■ YOUR INSTRUCTIONS ■
Images are not part of the copy; write out the rest of the data exactly as given.
┌─ INFORMATION PROVIDED
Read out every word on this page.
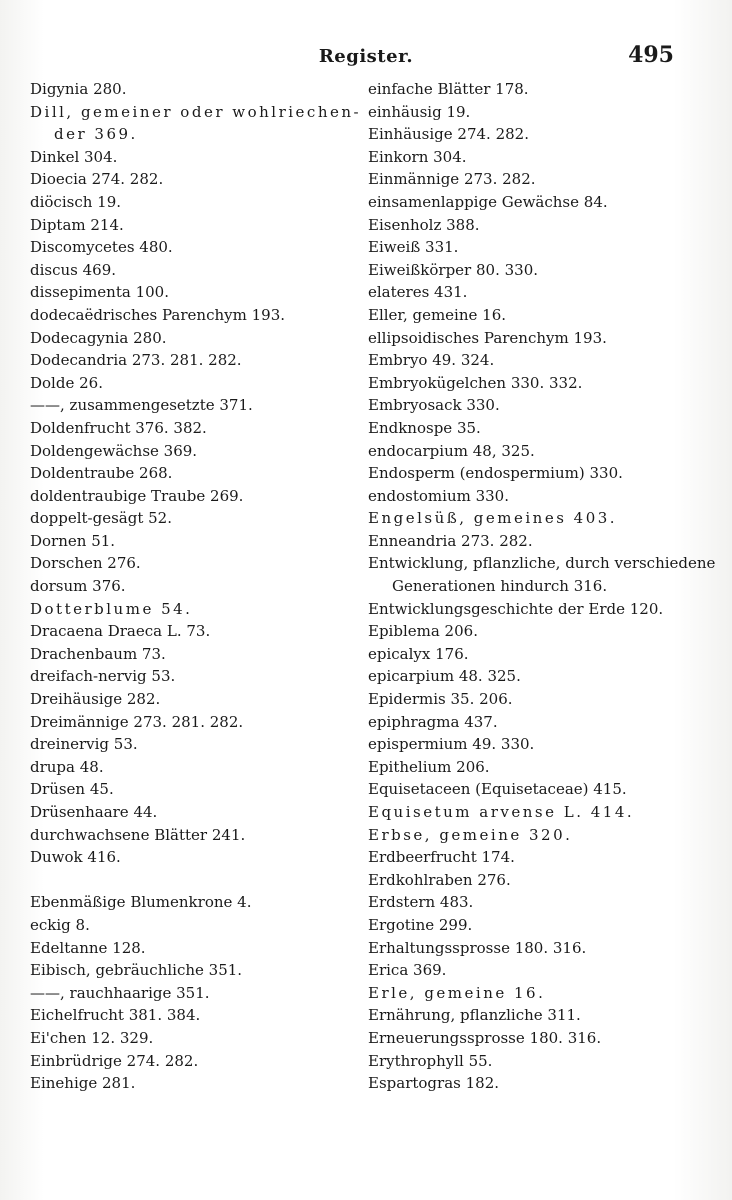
Register.	495
Digynia 280.
Dill, gemeiner oder wohlriechen-
der 369.
Dinkel 304.
Dioecia 274. 282.
diöcisch 19.
Diptam 214.
Discomycetes 480.
discus 469.
dissepimenta 100.
dodecaëdrisches Parenchym 193.
Dodecagynia 280.
Dodecandria 273. 281. 282.
Dolde 26.
——, zusammengesetzte 371.
Doldenfrucht 376. 382.
Doldengewächse 369.
Doldentraube 268.
doldentraubige Traube 269.
doppelt-gesägt 52.
Dornen 51.
Dorschen 276.
dorsum 376.
Dotterblume 54.
Dracaena Draeca L. 73.
Drachenbaum 73.
dreifach-nervig 53.
Dreihäusige 282.
Dreimännige 273. 281. 282.
dreinervig 53.
drupa 48.
Drüsen 45.
Drüsenhaare 44.
durchwachsene Blätter 241.
Duwok 416.
Ebenmäßige Blumenkrone 4.
eckig 8.
Edeltanne 128.
Eibisch, gebräuchliche 351.
——, rauchhaarige 351.
Eichelfrucht 381. 384.
Ei'chen 12. 329.
Einbrüdrige 274. 282.
Einehige 281.
einfache Blätter 178.
einhäusig 19.
Einhäusige 274. 282.
Einkorn 304.
Einmännige 273. 282.
einsamenlappige Gewächse 84.
Eisenholz 388.
Eiweiß 331.
Eiweißkörper 80. 330.
elateres 431.
Eller, gemeine 16.
ellipsoidisches Parenchym 193.
Embryo 49. 324.
Embryokügelchen 330. 332.
Embryosack 330.
Endknospe 35.
endocarpium 48, 325.
Endosperm (endospermium) 330.
endostomium 330.
Engelsüß, gemeines 403.
Enneandria 273. 282.
Entwicklung, pflanzliche, durch verschiedene
Generationen hindurch 316.
Entwicklungsgeschichte der Erde 120.
Epiblema 206.
epicalyx 176.
epicarpium 48. 325.
Epidermis 35. 206.
epiphragma 437.
epispermium 49. 330.
Epithelium 206.
Equisetaceen (Equisetaceae) 415.
Equisetum arvense L. 414.
Erbse, gemeine 320.
Erdbeerfrucht 174.
Erdkohlraben 276.
Erdstern 483.
Ergotine 299.
Erhaltungssprosse 180. 316.
Erica 369.
Erle, gemeine 16.
Ernährung, pflanzliche 311.
Erneuerungssprosse 180. 316.
Erythrophyll 55.
Espartogras 182.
└─
■ SOLUTION TO THIS TASK ■
Read out every word on this page.
Register.	495
Digynia 280.
Dill, gemeiner oder wohlriechen-
der 369.
Dinkel 304.
Dioecia 274. 282.
diöcisch 19.
Diptam 214.
Discomycetes 480.
discus 469.
dissepimenta 100.
dodecaëdrisches Parenchym 193.
Dodecagynia 280.
Dodecandria 273. 281. 282.
Dolde 26.
——, zusammengesetzte 371.
Doldenfrucht 376. 382.
Doldengewächse 369.
Doldentraube 268.
doldentraubige Traube 269.
doppelt-gesägt 52.
Dornen 51.
Dorschen 276.
dorsum 376.
Dotterblume 54.
Dracaena Draeca L. 73.
Drachenbaum 73.
dreifach-nervig 53.
Dreihäusige 282.
Dreimännige 273. 281. 282.
dreinervig 53.
drupa 48.
Drüsen 45.
Drüsenhaare 44.
durchwachsene Blätter 241.
Duwok 416.
Ebenmäßige Blumenkrone 4.
eckig 8.
Edeltanne 128.
Eibisch, gebräuchliche 351.
——, rauchhaarige 351.
Eichelfrucht 381. 384.
Ei'chen 12. 329.
Einbrüdrige 274. 282.
Einehige 281.
einfache Blätter 178.
einhäusig 19.
Einhäusige 274. 282.
Einkorn 304.
Einmännige 273. 282.
einsamenlappige Gewächse 84.
Eisenholz 388.
Eiweiß 331.
Eiweißkörper 80. 330.
elateres 431.
Eller, gemeine 16.
ellipsoidisches Parenchym 193.
Embryo 49. 324.
Embryokügelchen 330. 332.
Embryosack 330.
Endknospe 35.
endocarpium 48, 325.
Endosperm (endospermium) 330.
endostomium 330.
Engelsüß, gemeines 403.
Enneandria 273. 282.
Entwicklung, pflanzliche, durch verschiedene
Generationen hindurch 316.
Entwicklungsgeschichte der Erde 120.
Epiblema 206.
epicalyx 176.
epicarpium 48. 325.
Epidermis 35. 206.
epiphragma 437.
epispermium 49. 330.
Epithelium 206.
Equisetaceen (Equisetaceae) 415.
Equisetum arvense L. 414.
Erbse, gemeine 320.
Erdbeerfrucht 174.
Erdkohlraben 276.
Erdstern 483.
Ergotine 299.
Erhaltungssprosse 180. 316.
Erica 369.
Erle, gemeine 16.
Ernährung, pflanzliche 311.
Erneuerungssprosse 180. 316.
Erythrophyll 55.
Espartogras 182.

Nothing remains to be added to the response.